__What you need to do__
Look for the string "tidak" in every line, and copy each line that has it.

§ §

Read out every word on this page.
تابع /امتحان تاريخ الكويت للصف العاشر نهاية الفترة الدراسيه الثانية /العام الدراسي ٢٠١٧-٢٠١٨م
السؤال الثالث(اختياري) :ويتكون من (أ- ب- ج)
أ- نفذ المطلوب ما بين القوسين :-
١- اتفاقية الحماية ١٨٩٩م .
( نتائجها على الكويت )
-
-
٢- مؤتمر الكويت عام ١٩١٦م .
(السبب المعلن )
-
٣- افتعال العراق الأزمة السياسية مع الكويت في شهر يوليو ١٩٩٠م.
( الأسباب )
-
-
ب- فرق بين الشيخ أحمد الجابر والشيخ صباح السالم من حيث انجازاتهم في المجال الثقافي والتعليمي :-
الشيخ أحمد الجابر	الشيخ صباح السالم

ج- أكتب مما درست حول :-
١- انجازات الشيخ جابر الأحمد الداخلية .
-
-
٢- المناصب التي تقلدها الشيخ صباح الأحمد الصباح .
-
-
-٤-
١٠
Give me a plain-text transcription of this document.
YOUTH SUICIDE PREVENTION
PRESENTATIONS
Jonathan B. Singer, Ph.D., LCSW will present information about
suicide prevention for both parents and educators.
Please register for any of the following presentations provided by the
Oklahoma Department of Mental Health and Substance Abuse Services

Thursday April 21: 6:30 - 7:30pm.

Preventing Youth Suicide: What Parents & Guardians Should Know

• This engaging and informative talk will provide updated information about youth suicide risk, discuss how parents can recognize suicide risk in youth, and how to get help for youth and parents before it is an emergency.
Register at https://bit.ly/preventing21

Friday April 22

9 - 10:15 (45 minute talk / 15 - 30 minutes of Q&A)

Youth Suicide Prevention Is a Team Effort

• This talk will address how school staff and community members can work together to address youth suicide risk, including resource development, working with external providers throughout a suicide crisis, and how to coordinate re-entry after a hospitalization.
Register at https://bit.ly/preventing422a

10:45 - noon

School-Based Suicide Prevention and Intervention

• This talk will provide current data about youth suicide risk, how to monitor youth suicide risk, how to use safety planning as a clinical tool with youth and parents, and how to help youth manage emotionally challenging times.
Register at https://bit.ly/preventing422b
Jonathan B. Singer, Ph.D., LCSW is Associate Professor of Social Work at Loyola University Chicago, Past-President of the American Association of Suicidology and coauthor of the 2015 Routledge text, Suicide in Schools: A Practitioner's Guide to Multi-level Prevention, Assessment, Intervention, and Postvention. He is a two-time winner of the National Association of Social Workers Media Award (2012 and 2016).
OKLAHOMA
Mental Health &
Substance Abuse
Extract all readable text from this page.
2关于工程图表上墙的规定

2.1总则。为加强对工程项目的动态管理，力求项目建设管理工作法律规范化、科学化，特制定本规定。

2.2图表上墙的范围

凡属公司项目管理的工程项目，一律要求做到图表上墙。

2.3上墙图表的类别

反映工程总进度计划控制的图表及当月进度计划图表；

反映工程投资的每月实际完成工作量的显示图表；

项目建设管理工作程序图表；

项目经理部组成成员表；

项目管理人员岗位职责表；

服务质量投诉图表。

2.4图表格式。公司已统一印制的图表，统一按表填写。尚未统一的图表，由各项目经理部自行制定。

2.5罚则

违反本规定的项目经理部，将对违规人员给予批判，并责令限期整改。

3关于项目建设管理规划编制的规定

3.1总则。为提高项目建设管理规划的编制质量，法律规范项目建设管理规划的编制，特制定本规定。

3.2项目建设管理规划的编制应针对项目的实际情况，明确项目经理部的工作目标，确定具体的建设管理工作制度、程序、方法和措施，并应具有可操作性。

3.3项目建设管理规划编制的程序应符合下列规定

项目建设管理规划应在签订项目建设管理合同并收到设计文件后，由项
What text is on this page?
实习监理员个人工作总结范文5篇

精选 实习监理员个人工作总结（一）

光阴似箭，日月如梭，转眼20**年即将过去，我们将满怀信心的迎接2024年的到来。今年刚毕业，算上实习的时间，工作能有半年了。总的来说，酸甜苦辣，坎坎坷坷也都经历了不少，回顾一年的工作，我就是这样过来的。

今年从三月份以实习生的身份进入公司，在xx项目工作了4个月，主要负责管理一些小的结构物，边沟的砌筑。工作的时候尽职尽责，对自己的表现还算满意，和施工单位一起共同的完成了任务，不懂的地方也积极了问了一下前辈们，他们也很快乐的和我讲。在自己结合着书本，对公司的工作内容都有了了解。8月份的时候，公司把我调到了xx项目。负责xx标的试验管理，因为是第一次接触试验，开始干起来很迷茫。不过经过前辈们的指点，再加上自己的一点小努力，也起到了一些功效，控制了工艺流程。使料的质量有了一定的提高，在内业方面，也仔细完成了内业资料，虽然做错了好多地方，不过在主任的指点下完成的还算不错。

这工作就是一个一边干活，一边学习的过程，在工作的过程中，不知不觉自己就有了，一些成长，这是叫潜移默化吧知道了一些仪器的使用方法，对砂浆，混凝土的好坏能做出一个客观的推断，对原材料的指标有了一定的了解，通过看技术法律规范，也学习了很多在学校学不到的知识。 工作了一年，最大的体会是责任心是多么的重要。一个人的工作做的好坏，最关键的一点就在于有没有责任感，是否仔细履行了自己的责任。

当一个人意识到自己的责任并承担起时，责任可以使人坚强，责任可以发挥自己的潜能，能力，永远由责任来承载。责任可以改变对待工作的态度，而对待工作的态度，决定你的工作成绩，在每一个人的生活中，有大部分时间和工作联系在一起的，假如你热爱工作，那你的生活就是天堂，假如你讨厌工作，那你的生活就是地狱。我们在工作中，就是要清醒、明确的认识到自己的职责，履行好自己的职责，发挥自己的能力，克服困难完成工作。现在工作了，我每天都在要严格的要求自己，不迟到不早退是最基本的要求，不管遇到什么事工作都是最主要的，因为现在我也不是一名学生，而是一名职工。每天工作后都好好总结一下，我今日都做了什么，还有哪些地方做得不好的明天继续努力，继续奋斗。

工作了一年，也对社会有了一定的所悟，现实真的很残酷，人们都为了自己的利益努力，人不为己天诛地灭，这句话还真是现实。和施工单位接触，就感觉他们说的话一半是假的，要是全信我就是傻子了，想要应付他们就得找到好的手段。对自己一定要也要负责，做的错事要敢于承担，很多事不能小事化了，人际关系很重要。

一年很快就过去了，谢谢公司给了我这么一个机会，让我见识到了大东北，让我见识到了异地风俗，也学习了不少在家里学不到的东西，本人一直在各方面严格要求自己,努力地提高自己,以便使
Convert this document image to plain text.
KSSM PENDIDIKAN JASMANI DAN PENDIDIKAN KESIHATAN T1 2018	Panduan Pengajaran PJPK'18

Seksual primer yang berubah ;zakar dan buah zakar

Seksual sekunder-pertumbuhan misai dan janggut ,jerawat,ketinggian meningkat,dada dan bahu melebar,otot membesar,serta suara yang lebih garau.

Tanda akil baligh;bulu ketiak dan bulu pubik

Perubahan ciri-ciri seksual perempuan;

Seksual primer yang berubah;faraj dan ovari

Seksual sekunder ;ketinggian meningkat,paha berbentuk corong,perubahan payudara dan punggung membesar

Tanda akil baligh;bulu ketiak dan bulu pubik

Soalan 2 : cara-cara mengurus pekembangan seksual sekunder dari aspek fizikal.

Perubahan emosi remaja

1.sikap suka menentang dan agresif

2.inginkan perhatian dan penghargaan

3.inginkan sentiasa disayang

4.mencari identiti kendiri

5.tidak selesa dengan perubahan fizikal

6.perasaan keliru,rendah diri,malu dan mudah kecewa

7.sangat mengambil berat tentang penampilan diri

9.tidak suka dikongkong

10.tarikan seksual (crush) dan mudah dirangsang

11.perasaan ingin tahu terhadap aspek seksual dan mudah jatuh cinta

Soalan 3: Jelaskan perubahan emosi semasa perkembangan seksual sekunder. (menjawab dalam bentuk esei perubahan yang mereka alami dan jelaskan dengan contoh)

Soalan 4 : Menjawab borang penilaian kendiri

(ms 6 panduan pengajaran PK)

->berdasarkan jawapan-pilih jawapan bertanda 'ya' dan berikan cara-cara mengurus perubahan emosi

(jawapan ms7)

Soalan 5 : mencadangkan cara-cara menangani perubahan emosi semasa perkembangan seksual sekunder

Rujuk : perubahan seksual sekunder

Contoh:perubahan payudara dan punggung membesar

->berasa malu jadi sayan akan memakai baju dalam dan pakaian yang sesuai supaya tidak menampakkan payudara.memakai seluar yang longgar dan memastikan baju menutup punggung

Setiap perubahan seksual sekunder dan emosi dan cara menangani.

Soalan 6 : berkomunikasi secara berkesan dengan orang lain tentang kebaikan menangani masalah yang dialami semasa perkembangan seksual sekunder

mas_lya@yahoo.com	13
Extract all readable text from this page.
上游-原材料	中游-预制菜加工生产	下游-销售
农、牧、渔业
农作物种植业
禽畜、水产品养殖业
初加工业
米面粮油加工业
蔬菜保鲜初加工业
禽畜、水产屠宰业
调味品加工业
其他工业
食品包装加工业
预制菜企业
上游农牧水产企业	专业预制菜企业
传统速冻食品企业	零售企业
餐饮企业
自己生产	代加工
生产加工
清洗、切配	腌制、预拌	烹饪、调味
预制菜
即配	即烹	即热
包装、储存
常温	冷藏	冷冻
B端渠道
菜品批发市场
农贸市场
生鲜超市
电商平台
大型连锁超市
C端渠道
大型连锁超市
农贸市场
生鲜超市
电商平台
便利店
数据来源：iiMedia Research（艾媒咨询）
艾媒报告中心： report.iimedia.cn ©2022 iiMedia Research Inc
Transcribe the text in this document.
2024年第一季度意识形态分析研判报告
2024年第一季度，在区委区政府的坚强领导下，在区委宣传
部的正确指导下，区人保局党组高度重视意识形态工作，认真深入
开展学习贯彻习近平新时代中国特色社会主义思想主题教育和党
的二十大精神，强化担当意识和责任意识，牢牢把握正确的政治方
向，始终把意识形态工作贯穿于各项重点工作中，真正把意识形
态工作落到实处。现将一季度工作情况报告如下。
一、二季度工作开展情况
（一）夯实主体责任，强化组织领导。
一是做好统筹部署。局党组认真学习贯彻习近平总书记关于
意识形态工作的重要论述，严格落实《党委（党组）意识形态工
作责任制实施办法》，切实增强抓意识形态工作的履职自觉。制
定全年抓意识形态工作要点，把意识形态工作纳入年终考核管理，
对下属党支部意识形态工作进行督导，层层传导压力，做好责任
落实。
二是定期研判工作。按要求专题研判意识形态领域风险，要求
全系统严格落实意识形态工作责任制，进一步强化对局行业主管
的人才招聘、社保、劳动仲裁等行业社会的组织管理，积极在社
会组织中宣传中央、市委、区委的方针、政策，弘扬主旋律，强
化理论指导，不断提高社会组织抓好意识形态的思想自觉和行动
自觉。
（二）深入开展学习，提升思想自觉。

§ §

__Answer below__
5.tidak selesa dengan perubahan fizikal
9.tidak suka dikongkong
->berasa malu jadi sayan akan memakai baju dalam dan pakaian yang sesuai supaya tidak menampakkan payudara.memakai seluar yang longgar dan memastikan baju menutup punggung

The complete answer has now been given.